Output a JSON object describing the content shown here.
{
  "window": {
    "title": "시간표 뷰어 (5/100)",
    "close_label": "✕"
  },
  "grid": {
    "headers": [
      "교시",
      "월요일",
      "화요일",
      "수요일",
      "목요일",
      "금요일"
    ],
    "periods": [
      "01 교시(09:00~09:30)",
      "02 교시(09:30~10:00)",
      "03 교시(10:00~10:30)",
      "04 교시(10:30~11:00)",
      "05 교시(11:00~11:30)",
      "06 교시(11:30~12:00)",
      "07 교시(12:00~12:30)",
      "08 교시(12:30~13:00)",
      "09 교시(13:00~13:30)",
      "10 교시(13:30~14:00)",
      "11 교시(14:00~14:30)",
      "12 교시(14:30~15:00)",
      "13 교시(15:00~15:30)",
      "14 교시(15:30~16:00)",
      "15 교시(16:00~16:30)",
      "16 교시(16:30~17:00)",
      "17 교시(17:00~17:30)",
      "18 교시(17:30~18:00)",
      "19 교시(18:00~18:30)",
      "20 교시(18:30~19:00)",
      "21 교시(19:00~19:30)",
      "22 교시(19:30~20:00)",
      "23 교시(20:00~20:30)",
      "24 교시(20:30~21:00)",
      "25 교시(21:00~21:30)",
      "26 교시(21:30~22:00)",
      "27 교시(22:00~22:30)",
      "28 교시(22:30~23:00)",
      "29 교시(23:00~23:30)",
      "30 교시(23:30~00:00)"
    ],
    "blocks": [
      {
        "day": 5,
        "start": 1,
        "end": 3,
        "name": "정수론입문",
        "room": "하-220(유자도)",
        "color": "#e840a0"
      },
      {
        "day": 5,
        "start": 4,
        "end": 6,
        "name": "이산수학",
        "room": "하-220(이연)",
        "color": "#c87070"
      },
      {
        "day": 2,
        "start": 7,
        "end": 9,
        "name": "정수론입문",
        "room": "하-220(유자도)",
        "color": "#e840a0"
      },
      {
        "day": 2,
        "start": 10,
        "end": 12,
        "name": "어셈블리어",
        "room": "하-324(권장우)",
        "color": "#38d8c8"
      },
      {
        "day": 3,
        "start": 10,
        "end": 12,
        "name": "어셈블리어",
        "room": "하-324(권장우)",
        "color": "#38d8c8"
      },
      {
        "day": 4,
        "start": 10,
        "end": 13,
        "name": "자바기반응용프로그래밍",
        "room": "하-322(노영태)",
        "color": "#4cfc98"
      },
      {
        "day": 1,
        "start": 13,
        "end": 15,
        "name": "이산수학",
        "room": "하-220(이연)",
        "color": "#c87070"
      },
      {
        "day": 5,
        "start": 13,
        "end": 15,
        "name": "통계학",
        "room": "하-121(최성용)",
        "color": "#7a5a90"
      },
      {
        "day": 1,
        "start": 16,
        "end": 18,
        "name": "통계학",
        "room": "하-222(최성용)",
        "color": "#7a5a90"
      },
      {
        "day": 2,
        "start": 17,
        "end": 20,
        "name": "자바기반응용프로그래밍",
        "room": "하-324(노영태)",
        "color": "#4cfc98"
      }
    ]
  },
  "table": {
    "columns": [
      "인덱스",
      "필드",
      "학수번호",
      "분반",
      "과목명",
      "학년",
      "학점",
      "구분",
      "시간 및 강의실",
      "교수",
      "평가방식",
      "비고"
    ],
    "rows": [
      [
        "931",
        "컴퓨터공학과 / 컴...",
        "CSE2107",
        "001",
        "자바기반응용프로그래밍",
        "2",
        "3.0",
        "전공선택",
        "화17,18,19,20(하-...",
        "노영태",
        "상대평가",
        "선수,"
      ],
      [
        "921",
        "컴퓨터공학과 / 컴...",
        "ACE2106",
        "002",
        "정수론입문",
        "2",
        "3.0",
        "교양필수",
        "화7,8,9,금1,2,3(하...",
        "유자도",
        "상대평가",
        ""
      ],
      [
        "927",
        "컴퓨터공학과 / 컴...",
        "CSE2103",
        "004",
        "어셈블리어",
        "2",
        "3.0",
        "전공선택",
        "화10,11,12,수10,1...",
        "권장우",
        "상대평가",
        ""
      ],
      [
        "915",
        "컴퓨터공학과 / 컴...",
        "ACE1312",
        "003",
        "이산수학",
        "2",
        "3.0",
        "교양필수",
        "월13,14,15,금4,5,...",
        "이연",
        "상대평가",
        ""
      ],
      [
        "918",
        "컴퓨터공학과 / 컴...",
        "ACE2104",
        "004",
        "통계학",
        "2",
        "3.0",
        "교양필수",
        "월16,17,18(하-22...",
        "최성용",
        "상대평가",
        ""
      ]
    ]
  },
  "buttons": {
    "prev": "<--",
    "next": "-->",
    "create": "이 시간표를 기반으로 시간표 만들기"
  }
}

■ ■ ■

Given exercise
Reproduce every record, matching each line exactly.

Complete response
Output a JSON object describing the content shown here.
{
  "window": {
    "title": "시간표 뷰어 (5/100)",
    "close_label": "✕"
  },
  "grid": {
    "headers": [
      "교시",
      "월요일",
      "화요일",
      "수요일",
      "목요일",
      "금요일"
    ],
    "periods": [
      "01 교시(09:00~09:30)",
      "02 교시(09:30~10:00)",
      "03 교시(10:00~10:30)",
      "04 교시(10:30~11:00)",
      "05 교시(11:00~11:30)",
      "06 교시(11:30~12:00)",
      "07 교시(12:00~12:30)",
      "08 교시(12:30~13:00)",
      "09 교시(13:00~13:30)",
      "10 교시(13:30~14:00)",
      "11 교시(14:00~14:30)",
      "12 교시(14:30~15:00)",
      "13 교시(15:00~15:30)",
      "14 교시(15:30~16:00)",
      "15 교시(16:00~16:30)",
      "16 교시(16:30~17:00)",
      "17 교시(17:00~17:30)",
      "18 교시(17:30~18:00)",
      "19 교시(18:00~18:30)",
      "20 교시(18:30~19:00)",
      "21 교시(19:00~19:30)",
      "22 교시(19:30~20:00)",
      "23 교시(20:00~20:30)",
      "24 교시(20:30~21:00)",
      "25 교시(21:00~21:30)",
      "26 교시(21:30~22:00)",
      "27 교시(22:00~22:30)",
      "28 교시(22:30~23:00)",
      "29 교시(23:00~23:30)",
      "30 교시(23:30~00:00)"
    ],
    "blocks": [
      {
        "day": 5,
        "start": 1,
        "end": 3,
        "name": "정수론입문",
        "room": "하-220(유자도)",
        "color": "#e840a0"
      },
      {
        "day": 5,
        "start": 4,
        "end": 6,
        "name": "이산수학",
        "room": "하-220(이연)",
        "color": "#c87070"
      },
      {
        "day": 2,
        "start": 7,
        "end": 9,
        "name": "정수론입문",
        "room": "하-220(유자도)",
        "color": "#e840a0"
      },
      {
        "day": 2,
        "start": 10,
        "end": 12,
        "name": "어셈블리어",
        "room": "하-324(권장우)",
        "color": "#38d8c8"
      },
      {
        "day": 3,
        "start": 10,
        "end": 12,
        "name": "어셈블리어",
        "room": "하-324(권장우)",
        "color": "#38d8c8"
      },
      {
        "day": 4,
        "start": 10,
        "end": 13,
        "name": "자바기반응용프로그래밍",
        "room": "하-322(노영태)",
        "color": "#4cfc98"
      },
      {
        "day": 1,
        "start": 13,
        "end": 15,
        "name": "이산수학",
        "room": "하-220(이연)",
        "color": "#c87070"
      },
      {
        "day": 5,
        "start": 13,
        "end": 15,
        "name": "통계학",
        "room": "하-121(최성용)",
        "color": "#7a5a90"
      },
      {
        "day": 1,
        "start": 16,
        "end": 18,
        "name": "통계학",
        "room": "하-222(최성용)",
        "color": "#7a5a90"
      },
      {
        "day": 2,
        "start": 17,
        "end": 20,
        "name": "자바기반응용프로그래밍",
        "room": "하-324(노영태)",
        "color": "#4cfc98"
      }
    ]
  },
  "table": {
    "columns": [
      "인덱스",
      "필드",
      "학수번호",
      "분반",
      "과목명",
      "학년",
      "학점",
      "구분",
      "시간 및 강의실",
      "교수",
      "평가방식",
      "비고"
    ],
    "rows": [
      [
        "931",
        "컴퓨터공학과 / 컴...",
        "CSE2107",
        "001",
        "자바기반응용프로그래밍",
        "2",
        "3.0",
        "전공선택",
        "화17,18,19,20(하-...",
        "노영태",
        "상대평가",
        "선수,"
      ],
      [
        "921",
        "컴퓨터공학과 / 컴...",
        "ACE2106",
        "002",
        "정수론입문",
        "2",
        "3.0",
        "교양필수",
        "화7,8,9,금1,2,3(하...",
        "유자도",
        "상대평가",
        ""
      ],
      [
        "927",
        "컴퓨터공학과 / 컴...",
        "CSE2103",
        "004",
        "어셈블리어",
        "2",
        "3.0",
        "전공선택",
        "화10,11,12,수10,1...",
        "권장우",
        "상대평가",
        ""
      ],
      [
        "915",
        "컴퓨터공학과 / 컴...",
        "ACE1312",
        "003",
        "이산수학",
        "2",
        "3.0",
        "교양필수",
        "월13,14,15,금4,5,...",
        "이연",
        "상대평가",
        ""
      ],
      [
        "918",
        "컴퓨터공학과 / 컴...",
        "ACE2104",
        "004",
        "통계학",
        "2",
        "3.0",
        "교양필수",
        "월16,17,18(하-22...",
        "최성용",
        "상대평가",
        ""
      ]
    ]
  },
  "buttons": {
    "prev": "<--",
    "next": "-->",
    "create": "이 시간표를 기반으로 시간표 만들기"
  }
}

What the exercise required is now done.